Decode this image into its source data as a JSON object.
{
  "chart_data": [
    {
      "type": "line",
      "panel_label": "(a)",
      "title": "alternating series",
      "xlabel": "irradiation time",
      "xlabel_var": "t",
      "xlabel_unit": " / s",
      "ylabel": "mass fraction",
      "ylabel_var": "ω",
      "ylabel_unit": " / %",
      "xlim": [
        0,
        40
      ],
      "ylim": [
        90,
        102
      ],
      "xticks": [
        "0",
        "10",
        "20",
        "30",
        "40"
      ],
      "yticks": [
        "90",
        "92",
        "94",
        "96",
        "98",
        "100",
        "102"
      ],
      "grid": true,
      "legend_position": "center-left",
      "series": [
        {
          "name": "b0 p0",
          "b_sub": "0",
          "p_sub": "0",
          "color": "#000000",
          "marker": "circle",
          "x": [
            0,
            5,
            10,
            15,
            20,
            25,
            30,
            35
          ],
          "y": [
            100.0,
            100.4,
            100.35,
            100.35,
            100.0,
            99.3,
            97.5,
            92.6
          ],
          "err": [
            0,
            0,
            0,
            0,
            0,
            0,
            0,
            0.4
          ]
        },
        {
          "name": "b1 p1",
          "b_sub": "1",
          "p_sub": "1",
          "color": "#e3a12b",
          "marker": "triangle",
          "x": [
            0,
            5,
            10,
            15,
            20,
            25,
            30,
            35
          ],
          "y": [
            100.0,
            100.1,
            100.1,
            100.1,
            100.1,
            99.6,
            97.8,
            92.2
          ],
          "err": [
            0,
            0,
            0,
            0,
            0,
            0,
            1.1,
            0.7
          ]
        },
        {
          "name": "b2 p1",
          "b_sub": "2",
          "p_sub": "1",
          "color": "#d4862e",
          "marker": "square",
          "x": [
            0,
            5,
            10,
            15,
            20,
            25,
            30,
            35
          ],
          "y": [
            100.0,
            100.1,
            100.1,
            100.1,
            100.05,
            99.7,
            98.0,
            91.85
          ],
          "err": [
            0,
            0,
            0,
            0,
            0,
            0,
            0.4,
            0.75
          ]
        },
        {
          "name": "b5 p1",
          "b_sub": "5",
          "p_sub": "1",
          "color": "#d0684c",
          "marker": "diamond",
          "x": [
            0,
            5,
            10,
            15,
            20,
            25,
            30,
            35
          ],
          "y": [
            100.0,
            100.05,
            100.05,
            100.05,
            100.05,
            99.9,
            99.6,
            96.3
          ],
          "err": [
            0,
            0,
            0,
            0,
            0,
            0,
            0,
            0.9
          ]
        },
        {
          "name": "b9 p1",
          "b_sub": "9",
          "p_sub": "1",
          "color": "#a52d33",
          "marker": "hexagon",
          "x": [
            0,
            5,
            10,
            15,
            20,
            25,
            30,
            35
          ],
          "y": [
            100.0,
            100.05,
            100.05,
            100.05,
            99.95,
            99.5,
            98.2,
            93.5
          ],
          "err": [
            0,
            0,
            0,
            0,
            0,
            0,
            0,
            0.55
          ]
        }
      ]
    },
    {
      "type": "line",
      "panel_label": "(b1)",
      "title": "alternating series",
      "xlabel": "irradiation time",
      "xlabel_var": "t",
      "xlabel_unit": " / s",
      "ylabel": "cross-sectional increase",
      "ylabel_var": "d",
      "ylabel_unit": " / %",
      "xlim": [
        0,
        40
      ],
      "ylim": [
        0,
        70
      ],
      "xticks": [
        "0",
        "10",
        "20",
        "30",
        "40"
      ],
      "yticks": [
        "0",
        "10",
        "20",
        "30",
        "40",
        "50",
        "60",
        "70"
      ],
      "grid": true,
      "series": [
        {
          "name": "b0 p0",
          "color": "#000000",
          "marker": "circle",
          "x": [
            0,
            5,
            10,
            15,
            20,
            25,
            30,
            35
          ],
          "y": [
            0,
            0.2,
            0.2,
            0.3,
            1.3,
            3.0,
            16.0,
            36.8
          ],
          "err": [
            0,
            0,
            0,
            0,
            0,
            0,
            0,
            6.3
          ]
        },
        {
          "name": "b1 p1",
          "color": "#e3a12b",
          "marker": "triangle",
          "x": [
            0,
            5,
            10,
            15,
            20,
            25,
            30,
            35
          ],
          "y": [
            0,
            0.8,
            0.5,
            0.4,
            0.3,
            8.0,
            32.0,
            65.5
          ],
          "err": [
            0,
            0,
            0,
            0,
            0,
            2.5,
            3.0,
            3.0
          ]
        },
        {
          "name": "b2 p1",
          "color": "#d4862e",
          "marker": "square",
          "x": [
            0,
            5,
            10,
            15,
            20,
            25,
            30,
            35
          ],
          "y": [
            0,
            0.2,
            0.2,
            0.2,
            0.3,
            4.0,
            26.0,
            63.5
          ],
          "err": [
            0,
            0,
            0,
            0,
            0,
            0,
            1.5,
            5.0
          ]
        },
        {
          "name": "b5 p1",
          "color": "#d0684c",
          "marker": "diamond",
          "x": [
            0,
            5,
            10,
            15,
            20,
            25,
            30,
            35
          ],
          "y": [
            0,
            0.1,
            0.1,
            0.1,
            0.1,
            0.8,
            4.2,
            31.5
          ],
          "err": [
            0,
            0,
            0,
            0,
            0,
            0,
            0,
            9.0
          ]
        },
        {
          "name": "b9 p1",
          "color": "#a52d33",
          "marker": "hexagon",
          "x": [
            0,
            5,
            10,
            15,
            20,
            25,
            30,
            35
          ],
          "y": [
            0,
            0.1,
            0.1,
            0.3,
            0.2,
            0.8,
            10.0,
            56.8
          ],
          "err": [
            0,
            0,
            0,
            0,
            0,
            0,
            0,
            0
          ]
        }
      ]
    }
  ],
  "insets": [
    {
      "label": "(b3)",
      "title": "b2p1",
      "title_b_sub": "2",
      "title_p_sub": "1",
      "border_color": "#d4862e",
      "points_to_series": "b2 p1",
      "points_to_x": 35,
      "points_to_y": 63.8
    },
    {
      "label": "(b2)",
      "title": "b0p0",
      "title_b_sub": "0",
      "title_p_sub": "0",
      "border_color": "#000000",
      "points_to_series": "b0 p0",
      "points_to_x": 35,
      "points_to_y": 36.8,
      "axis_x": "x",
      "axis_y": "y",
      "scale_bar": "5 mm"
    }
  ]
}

---

■ Task prompt ■
Print the material once more, exactly.

■ Answer ■
Decode this image into its source data as a JSON object.
{
  "chart_data": [
    {
      "type": "line",
      "panel_label": "(a)",
      "title": "alternating series",
      "xlabel": "irradiation time",
      "xlabel_var": "t",
      "xlabel_unit": " / s",
      "ylabel": "mass fraction",
      "ylabel_var": "ω",
      "ylabel_unit": " / %",
      "xlim": [
        0,
        40
      ],
      "ylim": [
        90,
        102
      ],
      "xticks": [
        "0",
        "10",
        "20",
        "30",
        "40"
      ],
      "yticks": [
        "90",
        "92",
        "94",
        "96",
        "98",
        "100",
        "102"
      ],
      "grid": true,
      "legend_position": "center-left",
      "series": [
        {
          "name": "b0 p0",
          "b_sub": "0",
          "p_sub": "0",
          "color": "#000000",
          "marker": "circle",
          "x": [
            0,
            5,
            10,
            15,
            20,
            25,
            30,
            35
          ],
          "y": [
            100.0,
            100.4,
            100.35,
            100.35,
            100.0,
            99.3,
            97.5,
            92.6
          ],
          "err": [
            0,
            0,
            0,
            0,
            0,
            0,
            0,
            0.4
          ]
        },
        {
          "name": "b1 p1",
          "b_sub": "1",
          "p_sub": "1",
          "color": "#e3a12b",
          "marker": "triangle",
          "x": [
            0,
            5,
            10,
            15,
            20,
            25,
            30,
            35
          ],
          "y": [
            100.0,
            100.1,
            100.1,
            100.1,
            100.1,
            99.6,
            97.8,
            92.2
          ],
          "err": [
            0,
            0,
            0,
            0,
            0,
            0,
            1.1,
            0.7
          ]
        },
        {
          "name": "b2 p1",
          "b_sub": "2",
          "p_sub": "1",
          "color": "#d4862e",
          "marker": "square",
          "x": [
            0,
            5,
            10,
            15,
            20,
            25,
            30,
            35
          ],
          "y": [
            100.0,
            100.1,
            100.1,
            100.1,
            100.05,
            99.7,
            98.0,
            91.85
          ],
          "err": [
            0,
            0,
            0,
            0,
            0,
            0,
            0.4,
            0.75
          ]
        },
        {
          "name": "b5 p1",
          "b_sub": "5",
          "p_sub": "1",
          "color": "#d0684c",
          "marker": "diamond",
          "x": [
            0,
            5,
            10,
            15,
            20,
            25,
            30,
            35
          ],
          "y": [
            100.0,
            100.05,
            100.05,
            100.05,
            100.05,
            99.9,
            99.6,
            96.3
          ],
          "err": [
            0,
            0,
            0,
            0,
            0,
            0,
            0,
            0.9
          ]
        },
        {
          "name": "b9 p1",
          "b_sub": "9",
          "p_sub": "1",
          "color": "#a52d33",
          "marker": "hexagon",
          "x": [
            0,
            5,
            10,
            15,
            20,
            25,
            30,
            35
          ],
          "y": [
            100.0,
            100.05,
            100.05,
            100.05,
            99.95,
            99.5,
            98.2,
            93.5
          ],
          "err": [
            0,
            0,
            0,
            0,
            0,
            0,
            0,
            0.55
          ]
        }
      ]
    },
    {
      "type": "line",
      "panel_label": "(b1)",
      "title": "alternating series",
      "xlabel": "irradiation time",
      "xlabel_var": "t",
      "xlabel_unit": " / s",
      "ylabel": "cross-sectional increase",
      "ylabel_var": "d",
      "ylabel_unit": " / %",
      "xlim": [
        0,
        40
      ],
      "ylim": [
        0,
        70
      ],
      "xticks": [
        "0",
        "10",
        "20",
        "30",
        "40"
      ],
      "yticks": [
        "0",
        "10",
        "20",
        "30",
        "40",
        "50",
        "60",
        "70"
      ],
      "grid": true,
      "series": [
        {
          "name": "b0 p0",
          "color": "#000000",
          "marker": "circle",
          "x": [
            0,
            5,
            10,
            15,
            20,
            25,
            30,
            35
          ],
          "y": [
            0,
            0.2,
            0.2,
            0.3,
            1.3,
            3.0,
            16.0,
            36.8
          ],
          "err": [
            0,
            0,
            0,
            0,
            0,
            0,
            0,
            6.3
          ]
        },
        {
          "name": "b1 p1",
          "color": "#e3a12b",
          "marker": "triangle",
          "x": [
            0,
            5,
            10,
            15,
            20,
            25,
            30,
            35
          ],
          "y": [
            0,
            0.8,
            0.5,
            0.4,
            0.3,
            8.0,
            32.0,
            65.5
          ],
          "err": [
            0,
            0,
            0,
            0,
            0,
            2.5,
            3.0,
            3.0
          ]
        },
        {
          "name": "b2 p1",
          "color": "#d4862e",
          "marker": "square",
          "x": [
            0,
            5,
            10,
            15,
            20,
            25,
            30,
            35
          ],
          "y": [
            0,
            0.2,
            0.2,
            0.2,
            0.3,
            4.0,
            26.0,
            63.5
          ],
          "err": [
            0,
            0,
            0,
            0,
            0,
            0,
            1.5,
            5.0
          ]
        },
        {
          "name": "b5 p1",
          "color": "#d0684c",
          "marker": "diamond",
          "x": [
            0,
            5,
            10,
            15,
            20,
            25,
            30,
            35
          ],
          "y": [
            0,
            0.1,
            0.1,
            0.1,
            0.1,
            0.8,
            4.2,
            31.5
          ],
          "err": [
            0,
            0,
            0,
            0,
            0,
            0,
            0,
            9.0
          ]
        },
        {
          "name": "b9 p1",
          "color": "#a52d33",
          "marker": "hexagon",
          "x": [
            0,
            5,
            10,
            15,
            20,
            25,
            30,
            35
          ],
          "y": [
            0,
            0.1,
            0.1,
            0.3,
            0.2,
            0.8,
            10.0,
            56.8
          ],
          "err": [
            0,
            0,
            0,
            0,
            0,
            0,
            0,
            0
          ]
        }
      ]
    }
  ],
  "insets": [
    {
      "label": "(b3)",
      "title": "b2p1",
      "title_b_sub": "2",
      "title_p_sub": "1",
      "border_color": "#d4862e",
      "points_to_series": "b2 p1",
      "points_to_x": 35,
      "points_to_y": 63.8
    },
    {
      "label": "(b2)",
      "title": "b0p0",
      "title_b_sub": "0",
      "title_p_sub": "0",
      "border_color": "#000000",
      "points_to_series": "b0 p0",
      "points_to_x": 35,
      "points_to_y": 36.8,
      "axis_x": "x",
      "axis_y": "y",
      "scale_bar": "5 mm"
    }
  ]
}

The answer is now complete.